>> begin PAGE EXTRACT

What many of us had come to realize is that we didn’t operate with the word “no” very often. We said a whole lot of yes—to bosses and boyfriends, to parents, peers, and professors. We, like many of you, rarely thought of ourselves before committing or consenting to pretty much anything.
Our metaphorical plates were too full, and our stories were revealing that we were offering a lot of care to others without receiving the care we needed. In helping professions such as the ones we were studying to enter, one simply cannot pour out so much care and support without receiving some, as well.
So, to remember the lessons in self-care that we wanted to put into practice, we did what any typical group of four female, late twenty-somethings would do. We made t-shirts for ourselves. Because what really hammers a message home better than wearing it on your shirt?
This is a true story. We actually ironed letters on to the front left breast of the t-shirt—one short acronym, personalized to each of us. The letters on my shirt read, “PMF”—Put Mallory First.

>> end PAGE EXTRACT
>> begin RAW DATA

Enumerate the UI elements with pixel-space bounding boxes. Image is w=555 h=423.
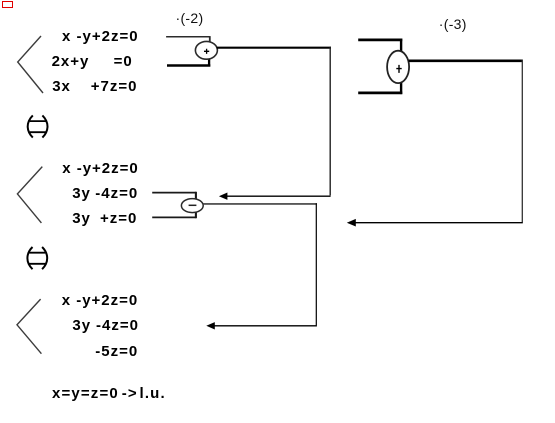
node S3 equation line 1 — [62, 294, 139, 307]
arrowhead into S2 row2 — [219, 193, 228, 200]
wire connector up to subtractor — [195, 212, 197, 218]
red box marker top-left — [2, 1, 13, 8]
minus sign in subtractor — [189, 204, 197, 206]
equivalence double-arrow symbol 2 — [27, 247, 47, 269]
equivalence double-arrow symbol 1 — [28, 115, 48, 137]
brace bracket system 3 — [17, 299, 41, 354]
node S3 equation line 2 — [72, 319, 91, 332]
wire connector up to adder 2 — [400, 81, 402, 94]
brace bracket system 2 — [17, 167, 42, 223]
wire vertical drop x=522 — [521, 60, 523, 223]
brace bracket system 1 — [18, 36, 43, 93]
arrowhead into S2 row3 — [347, 219, 356, 227]
plus sign in adder 2 — [396, 65, 401, 73]
arrowhead into S3 — [206, 322, 215, 329]
node S2 equation line 2 — [72, 187, 91, 200]
wire arrow shaft into S2 row3 — [355, 222, 523, 224]
wire row marker right-group top — [358, 39, 402, 42]
wire vertical drop x=330 — [329, 47, 331, 196]
wire row marker S1 row2 — [167, 64, 210, 67]
node S1 equation line 1 — [62, 30, 139, 43]
wire vertical drop x=316 — [315, 203, 317, 325]
op-amp adder ellipse 1 — [195, 41, 217, 59]
op-amp adder ellipse 2 — [387, 51, 409, 83]
node S1 equation line 3 — [52, 80, 71, 93]
wire row marker S2 row2 — [152, 192, 196, 194]
wire connector down to adder 1 — [209, 36, 211, 42]
wire arrow shaft into S3 — [214, 325, 317, 327]
node result text x=y=z=0 -> l.u. — [52, 387, 119, 400]
wire adder2 output right — [409, 59, 523, 62]
wire row marker S1 row1 — [166, 36, 210, 38]
node S1 equation line 2 — [52, 55, 90, 68]
label multiplier (-3) — [439, 18, 467, 31]
node S3 equation line 3 — [95, 345, 138, 358]
plus sign in adder 1 — [204, 49, 209, 54]
node S2 equation line 1 — [62, 162, 139, 175]
wire connector up to adder 1 — [208, 59, 210, 67]
wire subtractor output right — [203, 203, 317, 205]
op-amp subtractor ellipse — [181, 199, 203, 213]
wire row marker right-group bottom — [358, 92, 402, 95]
wire arrow shaft into S2 row2 — [227, 195, 331, 197]
wire connector down to adder 2 — [400, 39, 402, 52]
wire connector down to subtractor — [195, 192, 197, 200]
node S2 equation line 3 — [72, 212, 91, 225]
wire row marker S2 row3 — [152, 216, 196, 218]
label multiplier (-2) — [176, 12, 204, 25]
wire adder1 output right — [217, 47, 331, 49]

>> end RAW DATA

_LIST OF TASKS_.
1: Return the part of the self-care passage between "Our metaphorical plates" and "on your shirt?", inclusive.
2: Name every kind of person the self-care passage says the group said yes to.
3: Write what comes next in the self-care passage, picking up after the line about the letters on the shirt.
The data is separate material from the self-care passage.

_OUTPUTS_.
1:
Our metaphorical plates were too full, and our stories were revealing that we were offering a lot of care to others without receiving the care we needed. In helping professions such as the ones we were studying to enter, one simply cannot pour out so much care and support without receiving some, as well.
So, to remember the lessons in self-care that we wanted to put into practice, we did what any typical group of four female, late twenty-somethings would do. We made t-shirts for ourselves. Because what really hammers a message home better than wearing it on your shirt?

2: bosses, boyfriends, parents, peers, professors

3:
Now, almost four years later, I still sometimes wear my PMF shirt. My husband asks what the letters stand for nearly every time I wear it, and I sheepishly say, “Put Mallory First,” because somehow it’s hard and awkward to admit that we can be our priority sometimes. I am not promoting selfishness through my own personal PMF campaign, but self-awareness—to help others, we have to know how to help ourselves.
So, in my quest to PMF, I have learned that while there will be times when I’ll need to ask forgiveness from you, there are also times I need to forgive myself—for allowing me to treat me as an afterthought. It is not good or kind or honorable to leave ourselves in the dust while we scurry around trying to please everyone else. We are better than that. We deserve more. We need to live out the Golden Rule; and sometimes we need a so-called “golden proviso”—do unto you as you would do unto others.
During my first year of working as a Teaching Assistant at a graduate school, I must have forgotten to include the word “boundaries” in my vocabulary. I just didn’t have them; PMF was ancient history. Whenever a student needed to meet with me, I would make it work. Need me to come in on my day off? You can only make it to a 6:30am meeting? 9 students need to meet with me consecutively, without pause? NO PROBLEM!
Except it was a problem. I grew exhausted, burned out, and painfully overwhelmed. I wasn’t eating well, exercising, or sleeping enough. This, of course, propelled me to carry opinions and speak words over my appearance that were just plain cruel. My time was no longer my own, and I turned against my own body. I lived in fear of disappointing others or missing out on opportunities, so I kept saying yes and doing anything I could to accommodate the demands and schedules of others.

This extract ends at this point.